• WHAT THIS TASK INVOLVES: Below are the records. List every line holding the word "administration".
━━ EXERCISE INPUTS
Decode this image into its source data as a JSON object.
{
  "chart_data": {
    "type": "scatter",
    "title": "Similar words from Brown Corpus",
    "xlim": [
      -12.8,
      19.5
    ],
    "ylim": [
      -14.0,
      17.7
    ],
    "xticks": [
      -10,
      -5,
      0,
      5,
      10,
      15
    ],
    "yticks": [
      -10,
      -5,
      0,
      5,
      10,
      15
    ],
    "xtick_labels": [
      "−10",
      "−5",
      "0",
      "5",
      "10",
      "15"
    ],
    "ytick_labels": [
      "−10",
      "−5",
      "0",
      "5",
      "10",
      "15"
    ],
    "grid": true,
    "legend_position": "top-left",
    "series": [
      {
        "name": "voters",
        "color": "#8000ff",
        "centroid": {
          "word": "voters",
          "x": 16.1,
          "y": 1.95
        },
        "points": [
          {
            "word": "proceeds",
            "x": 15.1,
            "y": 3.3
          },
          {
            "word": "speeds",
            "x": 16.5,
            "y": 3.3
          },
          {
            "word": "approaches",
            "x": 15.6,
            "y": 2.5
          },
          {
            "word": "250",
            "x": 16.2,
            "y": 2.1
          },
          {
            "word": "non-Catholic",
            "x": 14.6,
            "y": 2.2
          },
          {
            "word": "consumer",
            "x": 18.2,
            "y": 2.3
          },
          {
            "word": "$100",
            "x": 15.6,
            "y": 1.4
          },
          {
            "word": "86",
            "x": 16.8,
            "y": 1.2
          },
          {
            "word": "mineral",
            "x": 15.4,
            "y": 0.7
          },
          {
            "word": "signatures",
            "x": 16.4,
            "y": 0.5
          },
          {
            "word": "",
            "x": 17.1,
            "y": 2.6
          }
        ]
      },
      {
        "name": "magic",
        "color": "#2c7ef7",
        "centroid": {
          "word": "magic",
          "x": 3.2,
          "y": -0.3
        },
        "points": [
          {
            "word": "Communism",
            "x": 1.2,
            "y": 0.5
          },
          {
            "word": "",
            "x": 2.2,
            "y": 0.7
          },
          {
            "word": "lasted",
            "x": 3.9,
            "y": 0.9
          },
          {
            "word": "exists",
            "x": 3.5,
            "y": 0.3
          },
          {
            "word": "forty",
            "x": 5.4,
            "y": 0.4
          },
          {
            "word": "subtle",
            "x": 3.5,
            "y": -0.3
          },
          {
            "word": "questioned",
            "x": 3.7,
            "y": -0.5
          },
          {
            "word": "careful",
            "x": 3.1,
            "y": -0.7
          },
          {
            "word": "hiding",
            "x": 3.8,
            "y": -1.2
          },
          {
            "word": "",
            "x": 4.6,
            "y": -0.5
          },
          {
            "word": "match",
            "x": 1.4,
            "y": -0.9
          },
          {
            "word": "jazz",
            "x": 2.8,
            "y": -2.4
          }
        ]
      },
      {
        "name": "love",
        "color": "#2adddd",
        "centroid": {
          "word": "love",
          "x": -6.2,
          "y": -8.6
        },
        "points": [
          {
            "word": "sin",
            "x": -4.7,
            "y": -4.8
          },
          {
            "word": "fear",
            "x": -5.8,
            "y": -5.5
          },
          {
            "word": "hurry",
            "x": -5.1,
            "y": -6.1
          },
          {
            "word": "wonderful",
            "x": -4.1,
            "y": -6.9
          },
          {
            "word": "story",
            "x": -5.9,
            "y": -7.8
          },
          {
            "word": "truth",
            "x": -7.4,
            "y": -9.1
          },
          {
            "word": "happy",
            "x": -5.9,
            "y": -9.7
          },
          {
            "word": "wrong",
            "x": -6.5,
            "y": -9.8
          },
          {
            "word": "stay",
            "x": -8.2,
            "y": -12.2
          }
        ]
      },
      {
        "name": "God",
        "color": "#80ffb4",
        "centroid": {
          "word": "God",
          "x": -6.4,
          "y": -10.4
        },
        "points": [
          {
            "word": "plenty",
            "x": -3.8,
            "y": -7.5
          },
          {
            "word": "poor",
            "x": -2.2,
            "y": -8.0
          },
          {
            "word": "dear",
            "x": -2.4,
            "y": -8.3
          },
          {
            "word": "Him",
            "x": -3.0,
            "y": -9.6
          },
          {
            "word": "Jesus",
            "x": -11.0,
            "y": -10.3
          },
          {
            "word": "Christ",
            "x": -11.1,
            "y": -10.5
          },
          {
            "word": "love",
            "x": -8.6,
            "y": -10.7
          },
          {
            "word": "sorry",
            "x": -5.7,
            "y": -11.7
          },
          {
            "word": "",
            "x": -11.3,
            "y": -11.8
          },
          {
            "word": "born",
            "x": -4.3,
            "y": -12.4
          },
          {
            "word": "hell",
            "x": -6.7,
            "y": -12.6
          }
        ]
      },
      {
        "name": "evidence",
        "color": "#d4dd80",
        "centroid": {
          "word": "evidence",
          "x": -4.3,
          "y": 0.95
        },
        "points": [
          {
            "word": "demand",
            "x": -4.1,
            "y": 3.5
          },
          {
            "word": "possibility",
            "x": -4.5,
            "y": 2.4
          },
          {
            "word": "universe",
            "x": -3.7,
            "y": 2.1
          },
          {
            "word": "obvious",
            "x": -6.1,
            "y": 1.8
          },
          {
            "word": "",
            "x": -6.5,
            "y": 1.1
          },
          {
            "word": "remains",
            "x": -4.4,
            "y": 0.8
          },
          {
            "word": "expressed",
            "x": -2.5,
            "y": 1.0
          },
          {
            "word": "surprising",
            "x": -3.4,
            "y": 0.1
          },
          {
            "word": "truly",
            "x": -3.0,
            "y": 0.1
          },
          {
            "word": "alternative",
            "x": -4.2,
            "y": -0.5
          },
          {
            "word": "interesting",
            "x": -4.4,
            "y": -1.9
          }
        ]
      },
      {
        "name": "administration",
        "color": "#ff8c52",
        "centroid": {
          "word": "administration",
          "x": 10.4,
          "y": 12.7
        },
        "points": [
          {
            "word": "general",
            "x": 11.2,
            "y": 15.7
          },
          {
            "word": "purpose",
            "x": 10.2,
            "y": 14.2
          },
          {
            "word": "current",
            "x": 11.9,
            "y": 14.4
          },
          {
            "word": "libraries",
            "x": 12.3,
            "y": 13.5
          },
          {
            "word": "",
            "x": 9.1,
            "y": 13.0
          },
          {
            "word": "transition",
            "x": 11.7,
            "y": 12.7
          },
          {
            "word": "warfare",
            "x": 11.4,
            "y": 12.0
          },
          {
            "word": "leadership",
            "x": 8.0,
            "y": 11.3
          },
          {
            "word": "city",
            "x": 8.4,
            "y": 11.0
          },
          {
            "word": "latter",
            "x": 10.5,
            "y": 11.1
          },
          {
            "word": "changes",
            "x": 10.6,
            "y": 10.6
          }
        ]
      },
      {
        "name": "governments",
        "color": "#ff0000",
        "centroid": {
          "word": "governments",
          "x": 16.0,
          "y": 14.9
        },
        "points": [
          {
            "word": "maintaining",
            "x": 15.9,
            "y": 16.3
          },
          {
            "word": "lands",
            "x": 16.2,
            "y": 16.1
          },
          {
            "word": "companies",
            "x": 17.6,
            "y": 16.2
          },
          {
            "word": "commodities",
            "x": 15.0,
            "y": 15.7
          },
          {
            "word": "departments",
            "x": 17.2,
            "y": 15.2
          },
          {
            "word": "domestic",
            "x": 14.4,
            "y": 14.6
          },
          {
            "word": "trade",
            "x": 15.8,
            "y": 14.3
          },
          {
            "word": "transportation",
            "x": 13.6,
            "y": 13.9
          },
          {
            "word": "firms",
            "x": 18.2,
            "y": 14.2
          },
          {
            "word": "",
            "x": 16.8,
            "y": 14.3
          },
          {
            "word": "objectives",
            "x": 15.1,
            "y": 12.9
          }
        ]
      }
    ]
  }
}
━━━━
• THE SOLUTION:
        "name": "administration",
          "word": "administration",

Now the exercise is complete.